DOCUMENT EXCERPT:
[start]

# Canon 40D Error 99 code



## jmosmith (Aug 10, 2004)

I've exchanged my Canon 20D for the new Canon 40D. So far, I love it!

I just got a new lens for it, the Canon L-series, 16-35mm zoom. A real WOW lens!

But soon as I tried to use it, I started getting "Error 99", almost instantly. Then it started showing up when I changed the lens back to the one I commonly use and have been using for nearly a month. And it persisted when I changed the lens again to the one that originally came with the camera.

Anyone else seeing these results?

Anyone else hear about a similar experience?

The 40D is still brand new in the market and I'm not sure if this is a bug or what?

Thanks,
J


----------



## vreyens (Oct 25, 2001)

[end]

DATA EXCERPTS:

[start]

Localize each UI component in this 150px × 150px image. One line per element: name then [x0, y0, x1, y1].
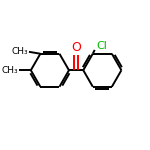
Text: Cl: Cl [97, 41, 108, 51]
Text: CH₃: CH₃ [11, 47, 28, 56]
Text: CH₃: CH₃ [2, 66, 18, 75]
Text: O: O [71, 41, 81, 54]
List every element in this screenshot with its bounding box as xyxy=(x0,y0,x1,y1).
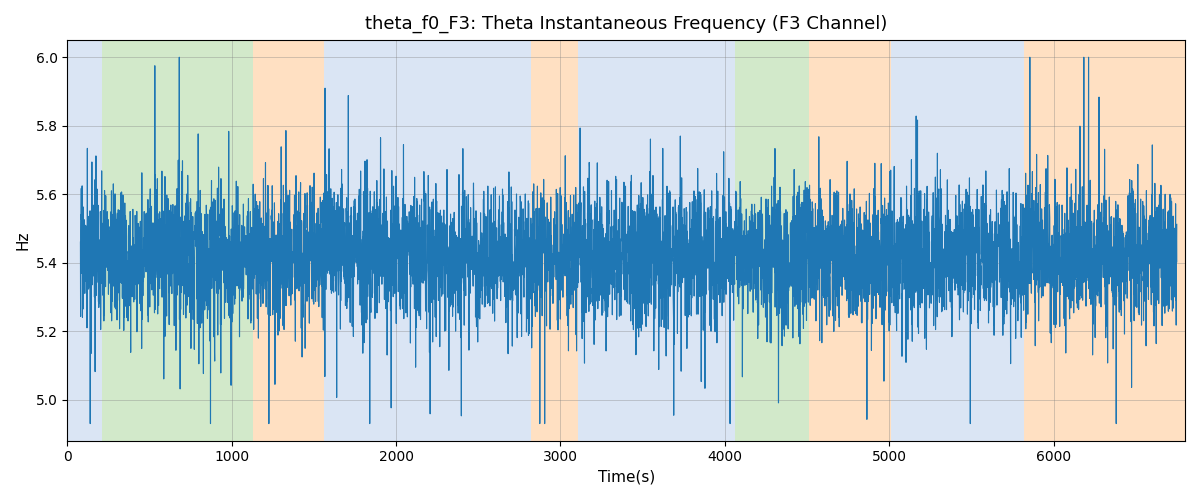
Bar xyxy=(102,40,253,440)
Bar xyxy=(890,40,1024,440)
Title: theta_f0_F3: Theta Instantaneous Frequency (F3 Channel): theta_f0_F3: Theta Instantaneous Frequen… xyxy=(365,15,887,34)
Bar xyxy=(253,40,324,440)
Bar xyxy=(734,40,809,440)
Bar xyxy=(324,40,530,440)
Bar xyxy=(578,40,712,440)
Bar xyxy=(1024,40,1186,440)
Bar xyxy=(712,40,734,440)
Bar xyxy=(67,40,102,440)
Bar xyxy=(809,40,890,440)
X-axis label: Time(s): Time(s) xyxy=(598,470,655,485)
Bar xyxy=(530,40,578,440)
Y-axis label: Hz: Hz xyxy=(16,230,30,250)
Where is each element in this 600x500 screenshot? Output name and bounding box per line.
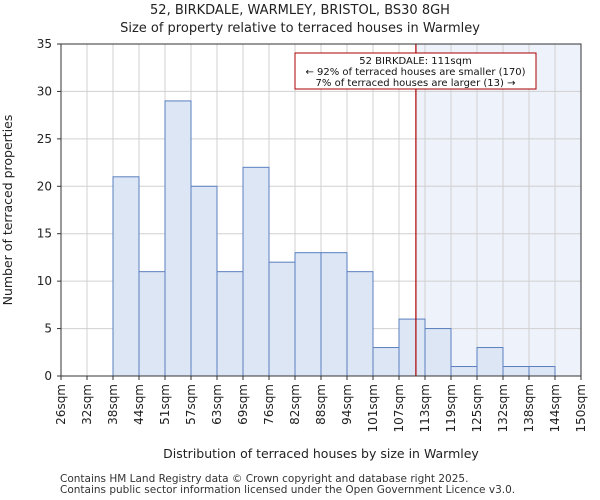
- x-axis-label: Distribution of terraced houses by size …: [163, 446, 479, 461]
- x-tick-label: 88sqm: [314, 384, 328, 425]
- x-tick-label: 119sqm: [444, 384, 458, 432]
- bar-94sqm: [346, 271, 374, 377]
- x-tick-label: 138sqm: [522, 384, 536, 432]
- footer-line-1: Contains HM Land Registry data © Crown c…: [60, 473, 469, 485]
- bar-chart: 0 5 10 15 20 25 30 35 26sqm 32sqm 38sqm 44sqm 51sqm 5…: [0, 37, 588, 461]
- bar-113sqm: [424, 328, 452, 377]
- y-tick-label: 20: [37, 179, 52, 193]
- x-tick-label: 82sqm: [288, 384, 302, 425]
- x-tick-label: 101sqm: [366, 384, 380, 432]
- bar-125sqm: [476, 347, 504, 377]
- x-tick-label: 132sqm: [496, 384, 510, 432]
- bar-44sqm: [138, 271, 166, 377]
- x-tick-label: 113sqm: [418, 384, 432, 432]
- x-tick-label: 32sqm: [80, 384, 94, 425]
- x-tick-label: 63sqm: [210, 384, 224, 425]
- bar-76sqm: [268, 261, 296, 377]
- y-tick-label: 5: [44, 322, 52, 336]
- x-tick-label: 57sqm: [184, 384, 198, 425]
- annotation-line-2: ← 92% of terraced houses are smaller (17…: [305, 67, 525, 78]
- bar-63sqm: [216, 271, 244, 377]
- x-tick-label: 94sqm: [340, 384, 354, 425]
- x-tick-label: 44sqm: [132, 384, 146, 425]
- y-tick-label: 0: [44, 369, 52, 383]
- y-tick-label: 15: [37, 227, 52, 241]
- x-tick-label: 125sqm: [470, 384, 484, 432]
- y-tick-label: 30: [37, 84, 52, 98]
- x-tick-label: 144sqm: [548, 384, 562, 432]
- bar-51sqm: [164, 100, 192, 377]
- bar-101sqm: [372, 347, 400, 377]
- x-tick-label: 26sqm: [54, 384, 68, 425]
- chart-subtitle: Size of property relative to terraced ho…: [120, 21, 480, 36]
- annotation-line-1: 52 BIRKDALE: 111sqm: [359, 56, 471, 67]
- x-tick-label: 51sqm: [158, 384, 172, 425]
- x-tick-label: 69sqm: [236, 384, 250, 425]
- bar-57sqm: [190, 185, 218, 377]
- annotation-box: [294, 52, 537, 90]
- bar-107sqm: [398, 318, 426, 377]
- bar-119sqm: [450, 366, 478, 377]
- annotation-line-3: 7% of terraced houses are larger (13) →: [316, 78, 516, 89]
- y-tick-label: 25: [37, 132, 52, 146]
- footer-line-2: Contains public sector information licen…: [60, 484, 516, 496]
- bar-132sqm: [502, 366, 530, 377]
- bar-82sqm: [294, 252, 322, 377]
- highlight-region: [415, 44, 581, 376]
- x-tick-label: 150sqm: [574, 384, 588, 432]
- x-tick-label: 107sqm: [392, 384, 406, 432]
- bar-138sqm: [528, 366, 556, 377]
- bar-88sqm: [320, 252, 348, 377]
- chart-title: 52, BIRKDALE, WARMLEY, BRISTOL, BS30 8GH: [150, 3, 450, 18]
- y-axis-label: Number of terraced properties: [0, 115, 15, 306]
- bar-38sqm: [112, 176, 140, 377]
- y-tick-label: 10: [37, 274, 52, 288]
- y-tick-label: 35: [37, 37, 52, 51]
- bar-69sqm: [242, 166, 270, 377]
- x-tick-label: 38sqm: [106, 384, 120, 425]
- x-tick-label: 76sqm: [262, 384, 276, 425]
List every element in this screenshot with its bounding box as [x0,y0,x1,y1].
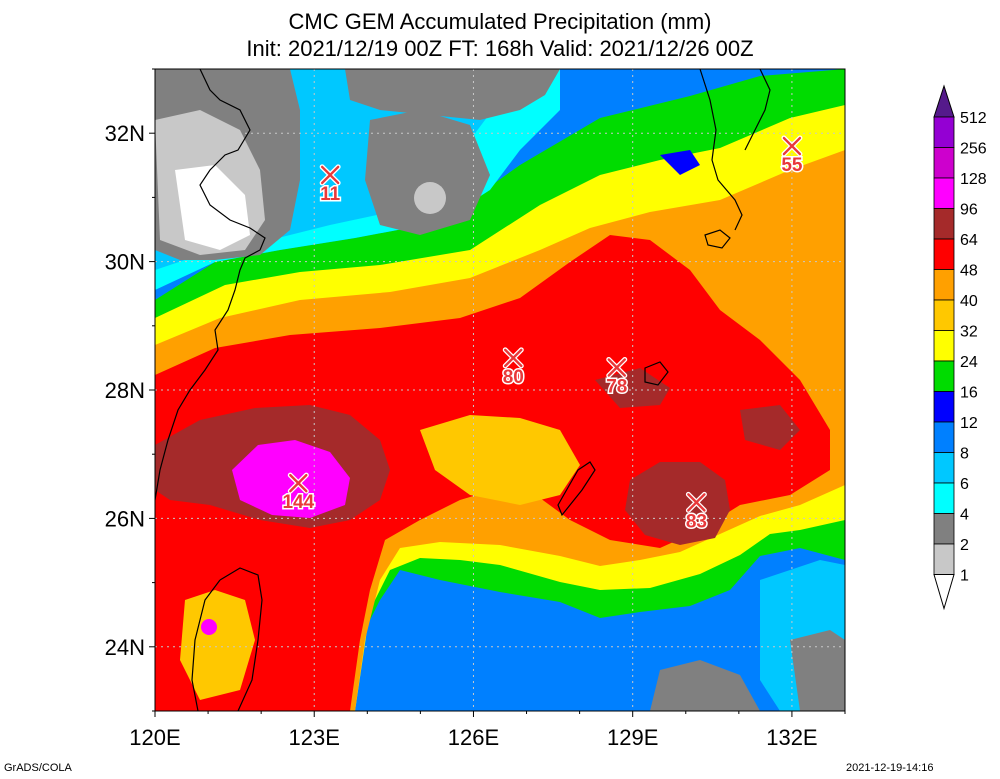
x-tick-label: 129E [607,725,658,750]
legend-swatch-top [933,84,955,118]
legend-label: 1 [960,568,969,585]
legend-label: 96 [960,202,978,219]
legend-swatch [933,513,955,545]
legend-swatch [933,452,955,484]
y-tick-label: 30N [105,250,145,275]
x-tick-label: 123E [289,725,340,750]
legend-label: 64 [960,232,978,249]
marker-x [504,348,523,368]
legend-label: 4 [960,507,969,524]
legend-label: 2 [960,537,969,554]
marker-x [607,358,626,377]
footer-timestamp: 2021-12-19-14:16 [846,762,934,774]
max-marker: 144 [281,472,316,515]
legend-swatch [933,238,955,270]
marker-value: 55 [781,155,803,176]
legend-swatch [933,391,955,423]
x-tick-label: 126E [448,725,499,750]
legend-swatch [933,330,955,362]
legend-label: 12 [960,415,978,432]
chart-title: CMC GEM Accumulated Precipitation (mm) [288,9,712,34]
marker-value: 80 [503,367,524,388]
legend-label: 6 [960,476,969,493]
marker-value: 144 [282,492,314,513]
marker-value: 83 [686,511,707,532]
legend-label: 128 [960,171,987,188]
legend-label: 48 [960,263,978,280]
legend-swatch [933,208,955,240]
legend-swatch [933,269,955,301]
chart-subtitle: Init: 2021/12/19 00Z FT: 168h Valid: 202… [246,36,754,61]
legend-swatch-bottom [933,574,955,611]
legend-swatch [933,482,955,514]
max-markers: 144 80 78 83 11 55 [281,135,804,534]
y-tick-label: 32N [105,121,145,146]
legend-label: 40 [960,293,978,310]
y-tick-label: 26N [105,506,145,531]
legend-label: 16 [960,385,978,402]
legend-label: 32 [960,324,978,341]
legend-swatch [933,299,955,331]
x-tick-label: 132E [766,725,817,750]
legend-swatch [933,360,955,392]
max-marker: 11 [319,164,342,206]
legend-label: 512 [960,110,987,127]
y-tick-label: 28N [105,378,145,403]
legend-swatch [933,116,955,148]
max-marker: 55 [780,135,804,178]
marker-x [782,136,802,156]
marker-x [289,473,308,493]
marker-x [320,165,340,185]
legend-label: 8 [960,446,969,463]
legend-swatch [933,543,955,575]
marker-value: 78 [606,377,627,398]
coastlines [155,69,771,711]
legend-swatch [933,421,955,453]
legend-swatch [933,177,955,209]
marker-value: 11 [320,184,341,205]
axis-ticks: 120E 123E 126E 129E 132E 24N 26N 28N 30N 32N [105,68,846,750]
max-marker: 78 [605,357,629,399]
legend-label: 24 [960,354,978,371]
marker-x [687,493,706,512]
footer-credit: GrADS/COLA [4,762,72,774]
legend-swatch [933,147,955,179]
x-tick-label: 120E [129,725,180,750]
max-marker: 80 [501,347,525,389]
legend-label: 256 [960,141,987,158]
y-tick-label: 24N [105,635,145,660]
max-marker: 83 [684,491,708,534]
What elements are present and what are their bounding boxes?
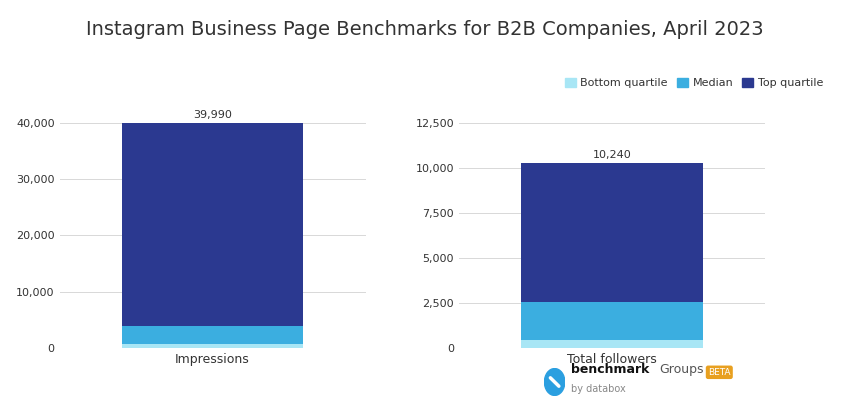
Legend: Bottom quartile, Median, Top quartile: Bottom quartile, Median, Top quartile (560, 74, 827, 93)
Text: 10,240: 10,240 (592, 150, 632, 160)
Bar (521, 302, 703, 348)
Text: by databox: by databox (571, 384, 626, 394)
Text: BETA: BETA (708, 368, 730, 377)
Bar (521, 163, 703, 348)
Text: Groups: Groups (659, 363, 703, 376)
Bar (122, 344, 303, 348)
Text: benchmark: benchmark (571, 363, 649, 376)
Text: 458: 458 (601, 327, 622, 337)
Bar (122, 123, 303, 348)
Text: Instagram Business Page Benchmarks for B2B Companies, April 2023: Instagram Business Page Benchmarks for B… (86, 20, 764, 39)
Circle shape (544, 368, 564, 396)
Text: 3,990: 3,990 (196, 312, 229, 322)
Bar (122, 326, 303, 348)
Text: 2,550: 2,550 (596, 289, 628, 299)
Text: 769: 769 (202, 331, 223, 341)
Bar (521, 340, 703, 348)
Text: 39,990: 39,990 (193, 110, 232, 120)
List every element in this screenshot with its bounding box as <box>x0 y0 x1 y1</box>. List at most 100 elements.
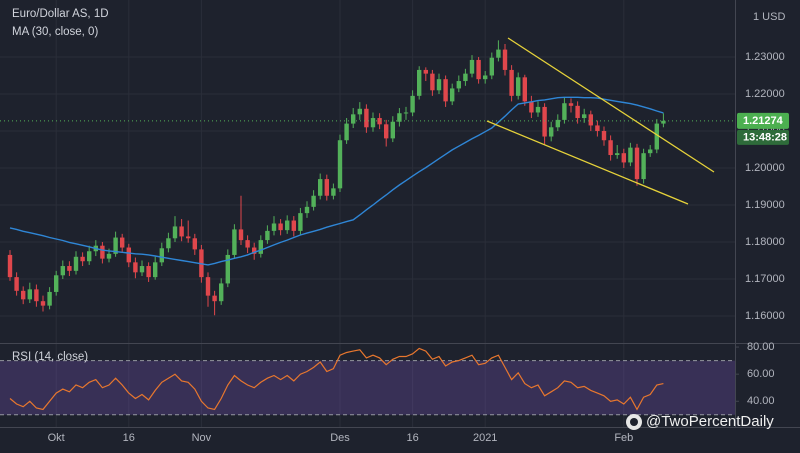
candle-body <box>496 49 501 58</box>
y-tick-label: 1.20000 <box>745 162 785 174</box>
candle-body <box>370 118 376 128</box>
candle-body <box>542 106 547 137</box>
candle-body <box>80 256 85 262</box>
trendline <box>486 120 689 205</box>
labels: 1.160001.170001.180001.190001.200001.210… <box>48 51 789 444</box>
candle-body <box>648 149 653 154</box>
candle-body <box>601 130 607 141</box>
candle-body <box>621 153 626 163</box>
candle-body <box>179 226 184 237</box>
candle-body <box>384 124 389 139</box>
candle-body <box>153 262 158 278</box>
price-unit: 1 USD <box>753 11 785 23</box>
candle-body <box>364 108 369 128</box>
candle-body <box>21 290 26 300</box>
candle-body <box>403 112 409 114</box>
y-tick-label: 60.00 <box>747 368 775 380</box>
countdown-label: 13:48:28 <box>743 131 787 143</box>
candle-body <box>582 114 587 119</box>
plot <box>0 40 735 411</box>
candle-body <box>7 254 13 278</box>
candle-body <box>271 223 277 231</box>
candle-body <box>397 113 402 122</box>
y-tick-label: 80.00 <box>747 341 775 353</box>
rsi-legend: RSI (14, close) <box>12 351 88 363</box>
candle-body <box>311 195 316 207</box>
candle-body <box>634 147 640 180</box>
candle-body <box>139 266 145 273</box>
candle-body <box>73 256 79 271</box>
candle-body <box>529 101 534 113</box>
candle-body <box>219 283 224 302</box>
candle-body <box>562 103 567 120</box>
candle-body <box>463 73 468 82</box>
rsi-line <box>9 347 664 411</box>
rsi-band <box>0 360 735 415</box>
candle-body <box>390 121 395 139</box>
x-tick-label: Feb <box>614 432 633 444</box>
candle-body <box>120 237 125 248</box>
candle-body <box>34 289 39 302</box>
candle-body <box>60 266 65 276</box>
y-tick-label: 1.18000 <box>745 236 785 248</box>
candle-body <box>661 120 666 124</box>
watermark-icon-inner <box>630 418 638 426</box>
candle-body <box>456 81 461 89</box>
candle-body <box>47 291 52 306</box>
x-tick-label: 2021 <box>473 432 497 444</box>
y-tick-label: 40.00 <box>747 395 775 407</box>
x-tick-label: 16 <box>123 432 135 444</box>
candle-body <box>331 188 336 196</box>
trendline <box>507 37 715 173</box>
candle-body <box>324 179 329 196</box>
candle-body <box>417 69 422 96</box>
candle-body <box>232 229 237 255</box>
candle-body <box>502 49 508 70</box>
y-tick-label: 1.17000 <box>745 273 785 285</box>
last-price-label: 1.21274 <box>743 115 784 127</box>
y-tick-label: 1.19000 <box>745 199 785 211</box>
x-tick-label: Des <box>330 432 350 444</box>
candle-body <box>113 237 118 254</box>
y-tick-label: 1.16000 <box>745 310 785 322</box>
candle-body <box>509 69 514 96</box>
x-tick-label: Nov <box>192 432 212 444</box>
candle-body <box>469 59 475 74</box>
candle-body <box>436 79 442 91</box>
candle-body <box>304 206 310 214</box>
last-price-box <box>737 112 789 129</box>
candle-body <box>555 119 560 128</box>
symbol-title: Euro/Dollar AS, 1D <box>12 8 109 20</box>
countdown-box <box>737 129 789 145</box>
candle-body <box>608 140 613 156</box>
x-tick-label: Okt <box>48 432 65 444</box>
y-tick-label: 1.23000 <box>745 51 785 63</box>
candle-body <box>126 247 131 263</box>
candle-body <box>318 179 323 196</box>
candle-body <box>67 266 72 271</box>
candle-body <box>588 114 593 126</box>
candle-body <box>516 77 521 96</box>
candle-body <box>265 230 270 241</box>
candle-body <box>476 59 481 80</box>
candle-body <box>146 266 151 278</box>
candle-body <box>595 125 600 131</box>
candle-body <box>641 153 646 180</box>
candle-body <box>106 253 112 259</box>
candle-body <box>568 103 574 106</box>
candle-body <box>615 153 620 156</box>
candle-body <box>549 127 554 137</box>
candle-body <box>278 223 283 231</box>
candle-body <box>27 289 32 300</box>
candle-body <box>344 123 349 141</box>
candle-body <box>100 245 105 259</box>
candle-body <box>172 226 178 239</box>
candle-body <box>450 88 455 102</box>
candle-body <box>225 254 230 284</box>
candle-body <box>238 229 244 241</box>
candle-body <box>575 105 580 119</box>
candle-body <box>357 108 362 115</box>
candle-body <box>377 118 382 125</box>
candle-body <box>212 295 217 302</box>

[end]

PROBLEMS TO WORK ON:
A – From the rows, copy verbatim every line from the one containing "x-tick-label: 129E [607,725,658,750]" through the one containing "chart-title: CMC GEM", with both of those lines included.
B – Write the next part of the forum thread about the Canon 40D showing Error 99, picking up where it stops.

ANSWERS FOR THE TASKS:
A –
x-tick-label: 129E [607,725,658,750]
legend-swatch-top [933,84,955,118]
legend-label: 1 [960,568,969,585]
legend-label: 96 [960,202,978,219]
legend-swatch [933,513,955,545]
legend-swatch [933,452,955,484]
y-tick-label: 30N [105,250,145,275]
x-tick-label: 123E [289,725,340,750]
legend-label: 64 [960,232,978,249]
marker-x [504,348,523,368]
legend-label: 4 [960,507,969,524]
legend-label: 2 [960,537,969,554]
marker-x [607,358,626,377]
footer-timestamp: 2021-12-19-14:16 [846,762,934,774]
max-marker: 144 [281,472,316,515]
legend-swatch [933,238,955,270]
marker-value: 55 [781,155,803,176]
legend-swatch [933,391,955,423]
x-tick-label: 126E [448,725,499,750]
legend-swatch [933,330,955,362]
legend-label: 12 [960,415,978,432]
chart-title: CMC GEM Accumulated Precipitation (mm) [288,9,712,34]

B –
jmosmith said:


> I've exchanged my Canon 20D for the new Canon 40D. So far, I love it!
> 
> I just got a new lens for it, the Canon L-series, 16-35mm zoom. A real WOW lens!
> 
> ...


Look here.
Barry


----------



## jmosmith (Aug 10, 2004)

Update:

If I'm careful to power the camera down before changing lenses, I no longer get this problem. I believe it was cause from switching between a 2.8 lens and a 3.5 lense, with the camera on manual setting.

So far, the problem has not come back (knock wood).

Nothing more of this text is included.